__PROBLEM DESCRIPTION__: Examine the material below and count the lines that hold the word "Grande". Report only the number.

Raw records
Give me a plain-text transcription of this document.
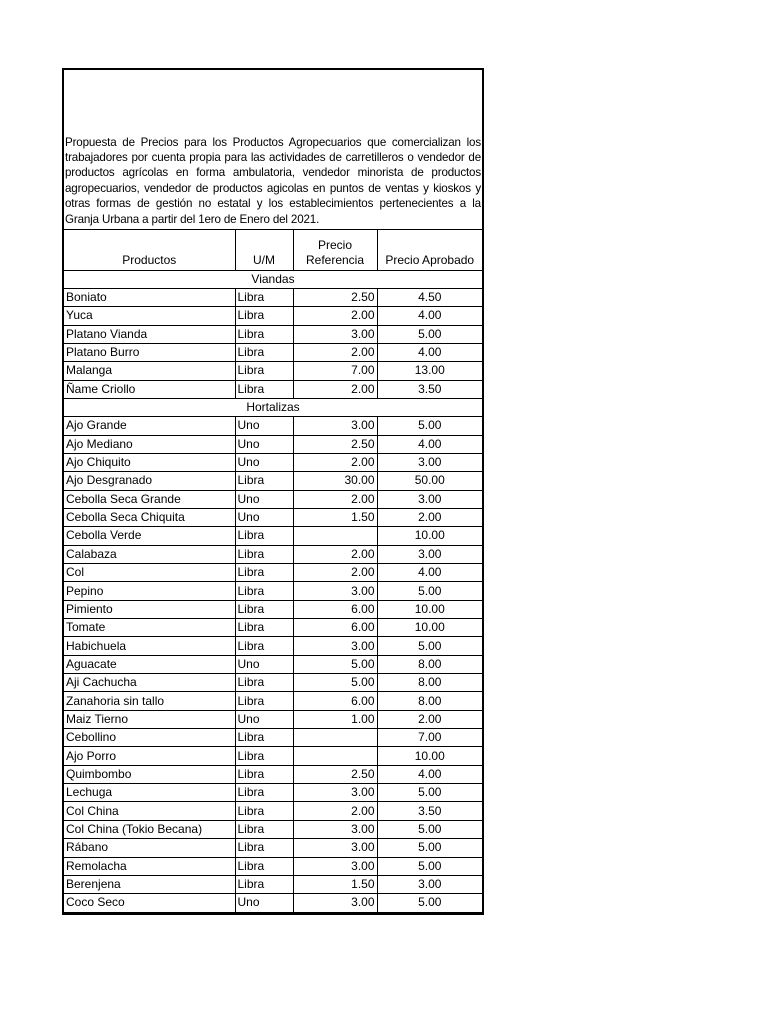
Propuesta de Precios para los Productos Agropecuarios que comercializan los trabajadores por cuenta propia para las actividades de carretilleros o vendedor de productos agrícolas en forma ambulatoria, vendedor minorista de productos agropecuarios, vendedor de productos agicolas en puntos de ventas y kioskos y otras formas de gestión no estatal y los establecimientos pertenecientes a la Granja Urbana a partir del 1ero de Enero del 2021.
Productos	U/M	Precio Referencia	Precio Aprobado
Viandas			
Boniato	Libra	2.50	4.50
Yuca	Libra	2.00	4.00
Platano Vianda	Libra	3.00	5.00
Platano Burro	Libra	2.00	4.00
Malanga	Libra	7.00	13.00
Ñame Criollo	Libra	2.00	3.50
Hortalizas			
Ajo Grande	Uno	3.00	5.00
Ajo Mediano	Uno	2.50	4.00
Ajo Chiquito	Uno	2.00	3.00
Ajo Desgranado	Libra	30.00	50.00
Cebolla Seca Grande	Uno	2.00	3.00
Cebolla Seca Chiquita	Uno	1.50	2.00
Cebolla Verde	Libra		10.00
Calabaza	Libra	2.00	3.00
Col	Libra	2.00	4.00
Pepino	Libra	3.00	5.00
Pimiento	Libra	6.00	10.00
Tomate	Libra	6.00	10.00
Habichuela	Libra	3.00	5.00
Aguacate	Uno	5.00	8.00
Aji Cachucha	Libra	5.00	8.00
Zanahoria sin tallo	Libra	6.00	8.00
Maiz Tierno	Uno	1.00	2.00
Cebollino	Libra		7.00
Ajo Porro	Libra		10.00
Quimbombo	Libra	2.50	4.00
Lechuga	Libra	3.00	5.00
Col China	Libra	2.00	3.50
Col China (Tokio Becana)	Libra	3.00	5.00
Rábano	Libra	3.00	5.00
Remolacha	Libra	3.00	5.00
Berenjena	Libra	1.50	3.00
Coco Seco	Uno	3.00	5.00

__COMPLETE ANSWER__: 2